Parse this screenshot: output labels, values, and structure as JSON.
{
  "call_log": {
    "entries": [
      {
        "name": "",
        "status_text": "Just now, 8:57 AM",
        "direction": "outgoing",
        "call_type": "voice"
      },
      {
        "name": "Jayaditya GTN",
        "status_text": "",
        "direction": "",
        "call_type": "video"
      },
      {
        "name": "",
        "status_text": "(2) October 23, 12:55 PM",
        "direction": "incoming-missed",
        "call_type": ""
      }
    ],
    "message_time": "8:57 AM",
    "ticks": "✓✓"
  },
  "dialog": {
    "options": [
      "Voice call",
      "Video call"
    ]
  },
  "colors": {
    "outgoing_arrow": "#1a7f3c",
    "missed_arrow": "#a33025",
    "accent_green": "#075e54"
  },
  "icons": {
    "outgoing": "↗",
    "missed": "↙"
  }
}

* * *

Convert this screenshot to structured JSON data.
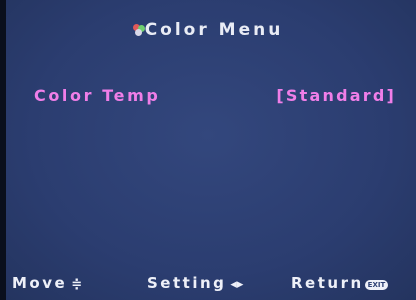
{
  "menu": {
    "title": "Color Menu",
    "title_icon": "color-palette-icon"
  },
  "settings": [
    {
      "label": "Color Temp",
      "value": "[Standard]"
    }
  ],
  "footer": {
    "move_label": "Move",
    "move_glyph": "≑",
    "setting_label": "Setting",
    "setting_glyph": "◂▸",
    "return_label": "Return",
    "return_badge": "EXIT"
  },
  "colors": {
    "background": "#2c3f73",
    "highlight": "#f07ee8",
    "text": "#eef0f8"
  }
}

• **AIM OF THE TASK**
Select all lines with the word "this" from the entries above.

• **REPLY**
Parse this screenshot: output labels, values, and structure as JSON.
Convert this screenshot to structured JSON data.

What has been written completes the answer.